Aim - Go through the entries below and pick out every line with "content".

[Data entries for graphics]

________

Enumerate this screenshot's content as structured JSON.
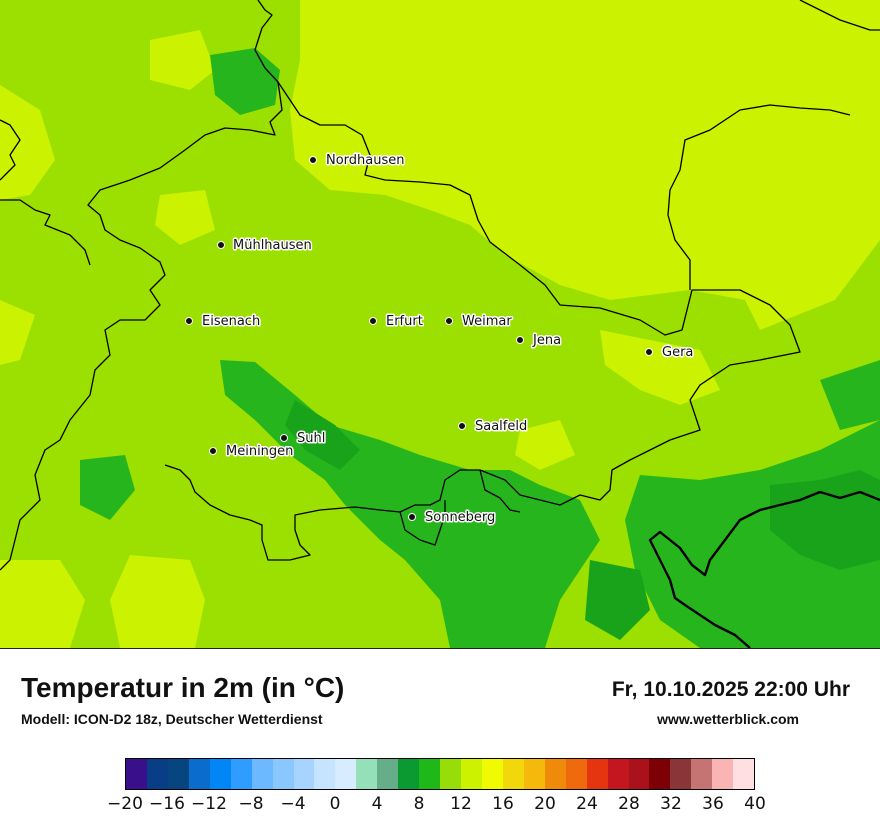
{
  "title": "Temperatur in 2m (in °C)",
  "subtitle": "Modell: ICON-D2 18z, Deutscher Wetterdienst",
  "datetime": "Fr, 10.10.2025 22:00 Uhr",
  "website": "www.wetterblick.com",
  "map": {
    "field_colors": {
      "t8_10": "#19a31a",
      "t10_12": "#27b51e",
      "t12_14": "#9be000",
      "t14_16": "#cbf200"
    },
    "border_color": "#000000",
    "cities": [
      {
        "id": "nordhausen",
        "name": "Nordhausen"
      },
      {
        "id": "muehlhausen",
        "name": "Mühlhausen"
      },
      {
        "id": "eisenach",
        "name": "Eisenach"
      },
      {
        "id": "erfurt",
        "name": "Erfurt"
      },
      {
        "id": "weimar",
        "name": "Weimar"
      },
      {
        "id": "jena",
        "name": "Jena"
      },
      {
        "id": "gera",
        "name": "Gera"
      },
      {
        "id": "saalfeld",
        "name": "Saalfeld"
      },
      {
        "id": "suhl",
        "name": "Suhl"
      },
      {
        "id": "meiningen",
        "name": "Meiningen"
      },
      {
        "id": "sonneberg",
        "name": "Sonneberg"
      }
    ]
  },
  "colorbar": {
    "colors": [
      "#3a0f8c",
      "#083e86",
      "#06457f",
      "#0a6ccd",
      "#0086f5",
      "#2f9cff",
      "#6cb9ff",
      "#8bc7ff",
      "#a6d4ff",
      "#c6e3ff",
      "#d8ecff",
      "#94e0b9",
      "#66ad8a",
      "#0b9a31",
      "#1fb819",
      "#97dd0a",
      "#cdf200",
      "#f0fa00",
      "#f2d80a",
      "#f4b90a",
      "#f08a0a",
      "#ef6a0c",
      "#e43510",
      "#c3161e",
      "#ab111a",
      "#7c0006",
      "#8a3538",
      "#c57373",
      "#fab4b4",
      "#ffdfe1"
    ],
    "ticks": [
      "−20",
      "−16",
      "−12",
      "−8",
      "−4",
      "0",
      "4",
      "8",
      "12",
      "16",
      "20",
      "24",
      "28",
      "32",
      "36",
      "40"
    ]
  }
}
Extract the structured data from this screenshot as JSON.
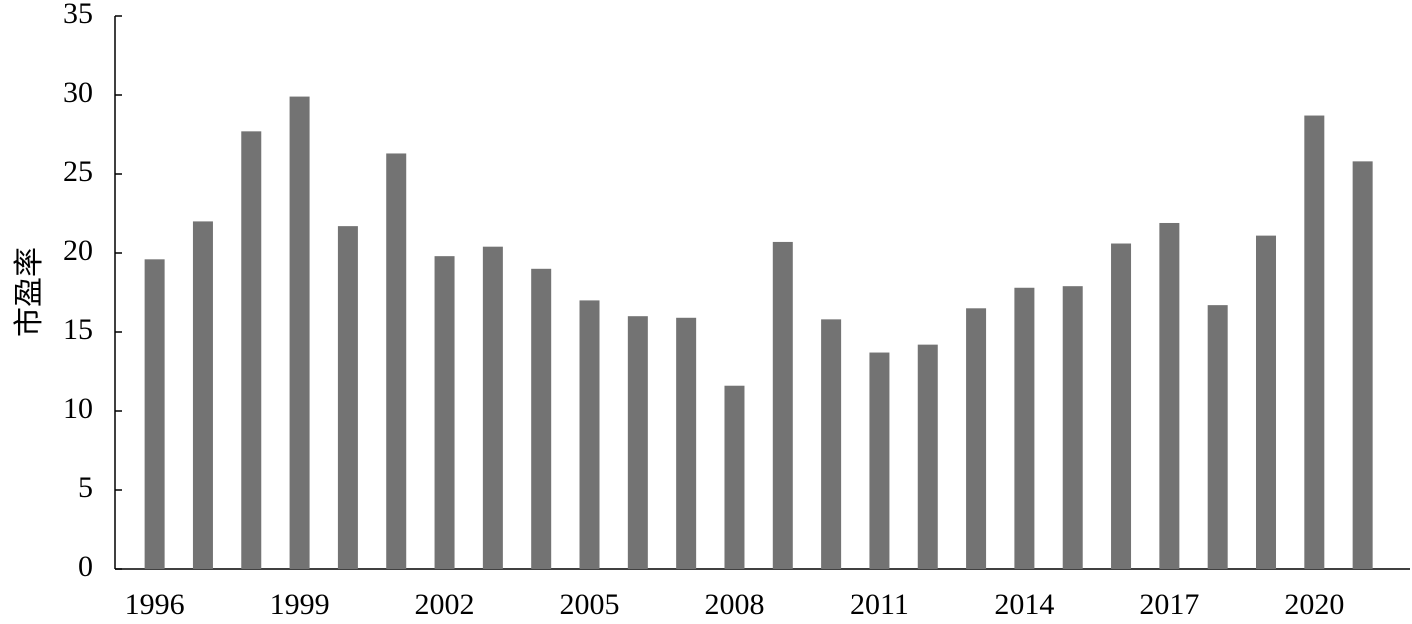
{
  "chart_data": {
    "type": "bar",
    "y_label": "市盈率",
    "categories": [
      "1996",
      null,
      null,
      "1999",
      null,
      null,
      "2002",
      null,
      null,
      "2005",
      null,
      null,
      "2008",
      null,
      null,
      "2011",
      null,
      null,
      "2014",
      null,
      null,
      "2017",
      null,
      null,
      "2020",
      null
    ],
    "values": [
      19.6,
      22.0,
      27.7,
      29.9,
      21.7,
      26.3,
      19.8,
      20.4,
      19.0,
      17.0,
      16.0,
      15.9,
      11.6,
      20.7,
      15.8,
      13.7,
      14.2,
      16.5,
      17.8,
      17.9,
      20.6,
      21.9,
      16.7,
      21.1,
      28.7,
      25.8
    ],
    "color": "#737373",
    "ylim": [
      0,
      35
    ],
    "yticks": [
      0,
      5,
      10,
      15,
      20,
      25,
      30,
      35
    ],
    "grid": false
  }
}
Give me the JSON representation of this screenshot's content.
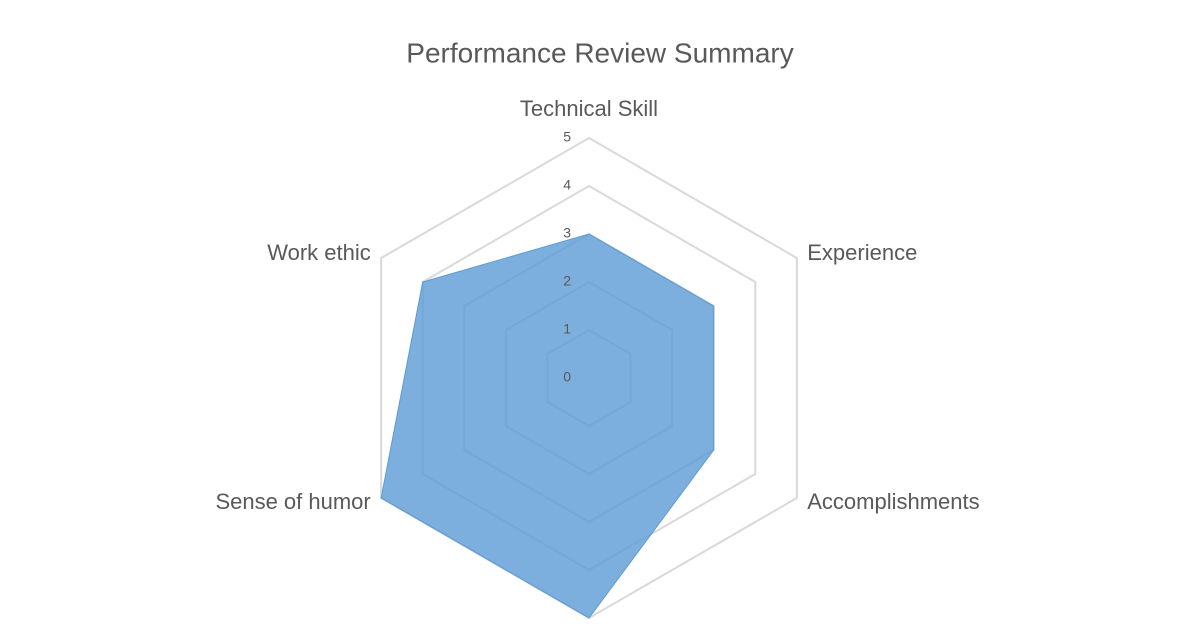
{
  "chart_data": {
    "type": "radar",
    "title": "Performance Review Summary",
    "categories": [
      "Technical Skill",
      "Experience",
      "Accomplishments",
      null,
      "Sense of humor",
      "Work ethic"
    ],
    "values": [
      3,
      3,
      3,
      5,
      5,
      4
    ],
    "color": "#5b9bd5",
    "rlim": [
      0,
      5
    ],
    "rticks": [
      0,
      1,
      2,
      3,
      4,
      5
    ],
    "grid": true
  }
}
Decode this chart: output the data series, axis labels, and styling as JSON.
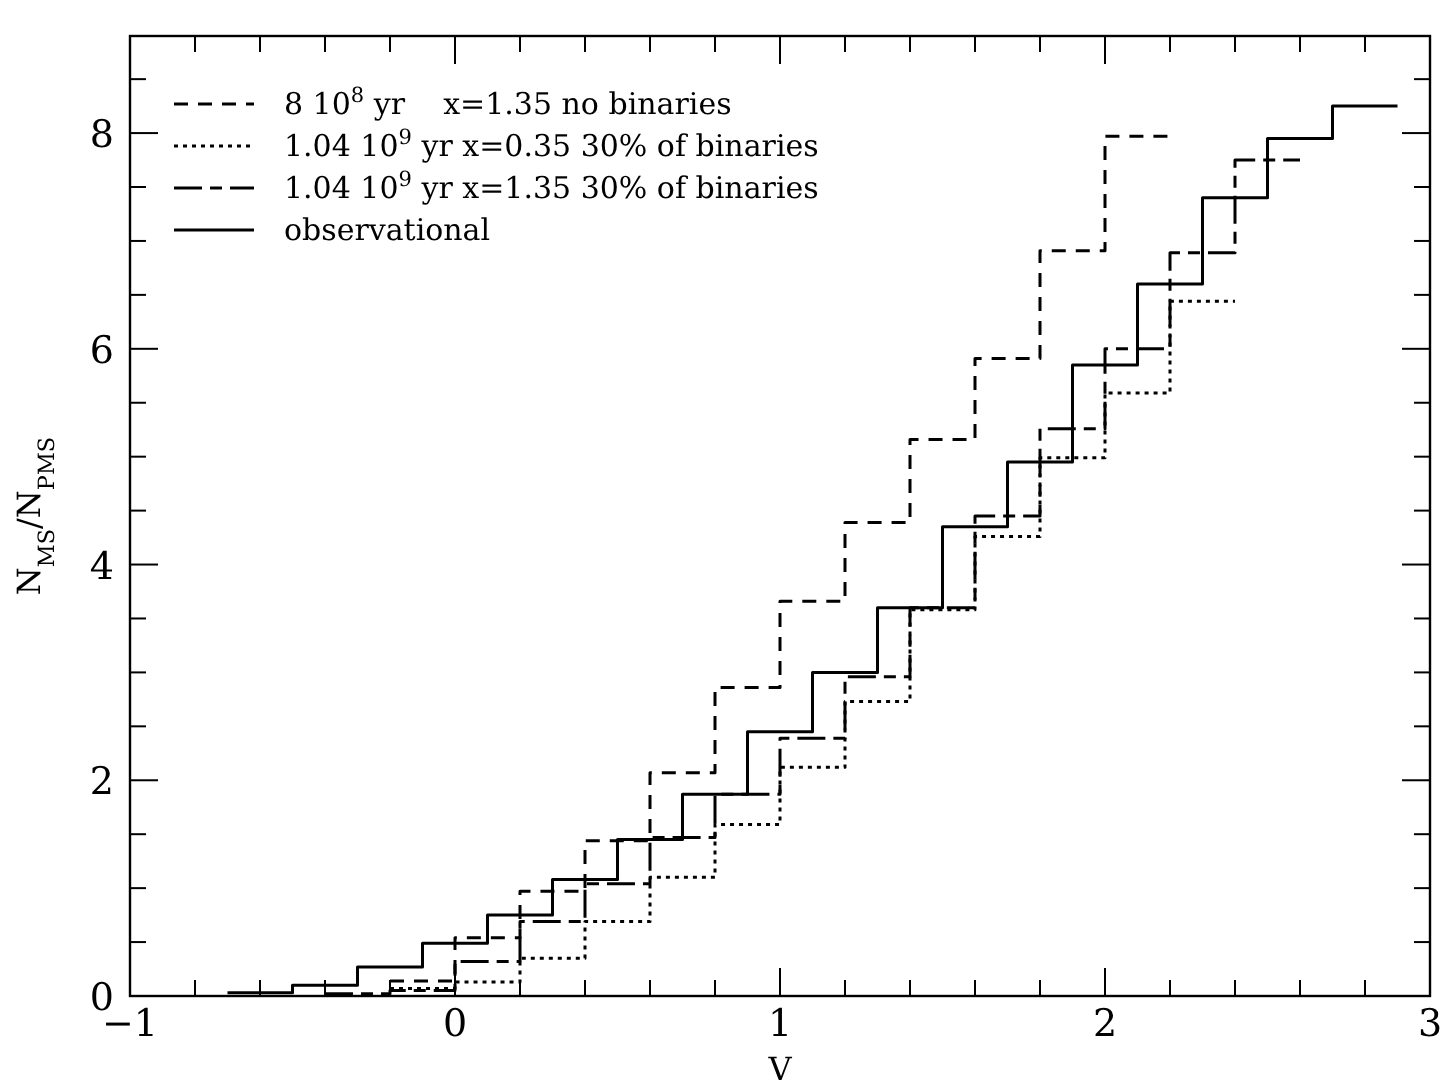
{
  "chart_data": {
    "type": "step",
    "xlabel": "V",
    "ylabel": "N$_{MS}$/N$_{PMS}$",
    "xlim": [
      -1,
      3
    ],
    "ylim": [
      0,
      8.9
    ],
    "xticks": [
      -1,
      {
        "value": -0.8,
        "label": null
      },
      {
        "value": -0.6,
        "label": null
      },
      {
        "value": -0.4,
        "label": null
      },
      {
        "value": -0.2,
        "label": null
      },
      0,
      {
        "value": 0.2,
        "label": null
      },
      {
        "value": 0.4,
        "label": null
      },
      {
        "value": 0.6,
        "label": null
      },
      {
        "value": 0.8,
        "label": null
      },
      1,
      {
        "value": 1.2,
        "label": null
      },
      {
        "value": 1.4,
        "label": null
      },
      {
        "value": 1.6,
        "label": null
      },
      {
        "value": 1.8,
        "label": null
      },
      2,
      {
        "value": 2.2,
        "label": null
      },
      {
        "value": 2.4,
        "label": null
      },
      {
        "value": 2.6,
        "label": null
      },
      {
        "value": 2.8,
        "label": null
      },
      3
    ],
    "yticks": [
      0,
      {
        "value": 0.5,
        "label": null
      },
      {
        "value": 1,
        "label": null
      },
      {
        "value": 1.5,
        "label": null
      },
      2,
      {
        "value": 2.5,
        "label": null
      },
      {
        "value": 3,
        "label": null
      },
      {
        "value": 3.5,
        "label": null
      },
      4,
      {
        "value": 4.5,
        "label": null
      },
      {
        "value": 5,
        "label": null
      },
      {
        "value": 5.5,
        "label": null
      },
      6,
      {
        "value": 6.5,
        "label": null
      },
      {
        "value": 7,
        "label": null
      },
      {
        "value": 7.5,
        "label": null
      },
      8,
      {
        "value": 8.5,
        "label": null
      }
    ],
    "legend": "top left",
    "grid": false,
    "series": [
      {
        "name": "8 10$^{8}$ yr    x=1.35 no binaries",
        "color": "#000000",
        "line_style": "dashed",
        "x": [
          -0.2,
          0,
          0.2,
          0.4,
          0.6,
          0.8,
          1.0,
          1.2,
          1.4,
          1.6,
          1.8,
          2.0,
          2.2
        ],
        "values": [
          0.14,
          0.54,
          0.97,
          1.44,
          2.07,
          2.86,
          3.66,
          4.39,
          5.16,
          5.91,
          6.91,
          7.97,
          7.97
        ]
      },
      {
        "name": "1.04 10$^{9}$ yr x=0.35 30% of binaries",
        "color": "#000000",
        "line_style": "dotted",
        "x": [
          -0.2,
          0,
          0.2,
          0.4,
          0.6,
          0.8,
          1.0,
          1.2,
          1.4,
          1.6,
          1.8,
          2.0,
          2.2,
          2.4
        ],
        "values": [
          0.07,
          0.13,
          0.35,
          0.69,
          1.1,
          1.59,
          2.12,
          2.73,
          3.58,
          4.26,
          4.99,
          5.59,
          6.44,
          6.44
        ]
      },
      {
        "name": "1.04 10$^{9}$ yr x=1.35 30% of binaries",
        "color": "#000000",
        "line_style": "dashed",
        "x": [
          -0.4,
          -0.2,
          0,
          0.2,
          0.4,
          0.6,
          0.8,
          1.0,
          1.2,
          1.4,
          1.6,
          1.8,
          2.0,
          2.2,
          2.4,
          2.6
        ],
        "values": [
          0.02,
          0.05,
          0.32,
          0.69,
          1.04,
          1.47,
          1.87,
          2.39,
          2.96,
          3.6,
          4.45,
          5.26,
          6.0,
          6.89,
          7.75,
          7.75
        ]
      },
      {
        "name": "observational",
        "color": "#000000",
        "line_style": "solid",
        "x": [
          -0.7,
          -0.5,
          -0.3,
          -0.1,
          0.1,
          0.3,
          0.5,
          0.7,
          0.9,
          1.1,
          1.3,
          1.5,
          1.7,
          1.9,
          2.1,
          2.3,
          2.5,
          2.7,
          2.9
        ],
        "values": [
          0.03,
          0.1,
          0.27,
          0.49,
          0.75,
          1.08,
          1.45,
          1.87,
          2.45,
          3.0,
          3.6,
          4.35,
          4.95,
          5.85,
          6.6,
          7.4,
          7.95,
          8.25,
          8.25
        ]
      }
    ]
  }
}
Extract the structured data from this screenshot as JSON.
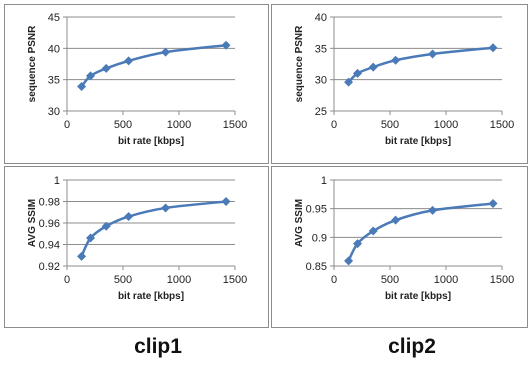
{
  "colors": {
    "series": "#4a7ab8",
    "axis": "#8c8c8c",
    "grid": "#8c8c8c"
  },
  "clip_labels": [
    "clip1",
    "clip2"
  ],
  "chart_data": [
    {
      "type": "line",
      "xlabel": "bit rate [kbps]",
      "ylabel": "sequence PSNR",
      "xlim": [
        0,
        1500
      ],
      "ylim": [
        30,
        45
      ],
      "xticks": [
        0,
        500,
        1000,
        1500
      ],
      "yticks": [
        30,
        35,
        40,
        45
      ],
      "ytick_labels": [
        "30",
        "35",
        "40",
        "45"
      ],
      "gridlines": [
        35,
        40,
        45
      ],
      "x": [
        130,
        210,
        350,
        550,
        880,
        1420
      ],
      "y": [
        33.9,
        35.6,
        36.8,
        38.0,
        39.4,
        40.5
      ]
    },
    {
      "type": "line",
      "xlabel": "bit rate [kbps]",
      "ylabel": "sequence PSNR",
      "xlim": [
        0,
        1500
      ],
      "ylim": [
        25,
        40
      ],
      "xticks": [
        0,
        500,
        1000,
        1500
      ],
      "yticks": [
        25,
        30,
        35,
        40
      ],
      "ytick_labels": [
        "25",
        "30",
        "35",
        "40"
      ],
      "gridlines": [
        30,
        35,
        40
      ],
      "x": [
        130,
        210,
        350,
        550,
        880,
        1420
      ],
      "y": [
        29.6,
        31.0,
        32.0,
        33.1,
        34.1,
        35.1
      ]
    },
    {
      "type": "line",
      "xlabel": "bit rate [kbps]",
      "ylabel": "AVG SSIM",
      "xlim": [
        0,
        1500
      ],
      "ylim": [
        0.92,
        1.0
      ],
      "xticks": [
        0,
        500,
        1000,
        1500
      ],
      "yticks": [
        0.92,
        0.94,
        0.96,
        0.98,
        1.0
      ],
      "ytick_labels": [
        "0.92",
        "0.94",
        "0.96",
        "0.98",
        "1"
      ],
      "gridlines": [
        0.94,
        0.96,
        0.98,
        1.0
      ],
      "x": [
        130,
        210,
        350,
        550,
        880,
        1420
      ],
      "y": [
        0.929,
        0.946,
        0.957,
        0.966,
        0.974,
        0.98
      ]
    },
    {
      "type": "line",
      "xlabel": "bit rate [kbps]",
      "ylabel": "AVG SSIM",
      "xlim": [
        0,
        1500
      ],
      "ylim": [
        0.85,
        1.0
      ],
      "xticks": [
        0,
        500,
        1000,
        1500
      ],
      "yticks": [
        0.85,
        0.9,
        0.95,
        1.0
      ],
      "ytick_labels": [
        "0.85",
        "0.9",
        "0.95",
        "1"
      ],
      "gridlines": [
        0.9,
        0.95,
        1.0
      ],
      "x": [
        130,
        210,
        350,
        550,
        880,
        1420
      ],
      "y": [
        0.859,
        0.889,
        0.911,
        0.93,
        0.947,
        0.959
      ]
    }
  ]
}
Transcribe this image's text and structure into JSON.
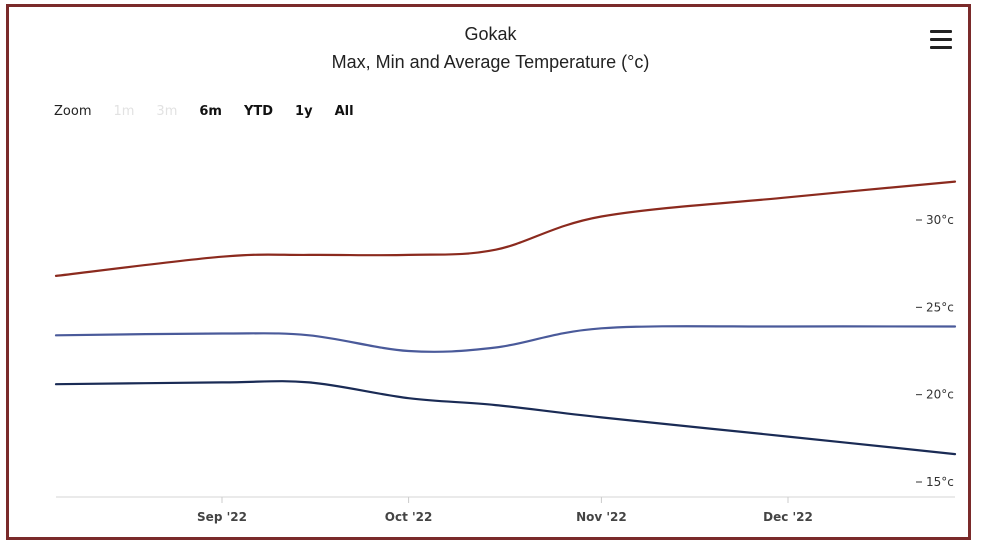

________

Solution -
Enumerate this screenshot's content as structured JSON.
Give me the JSON representation of this screenshot's content.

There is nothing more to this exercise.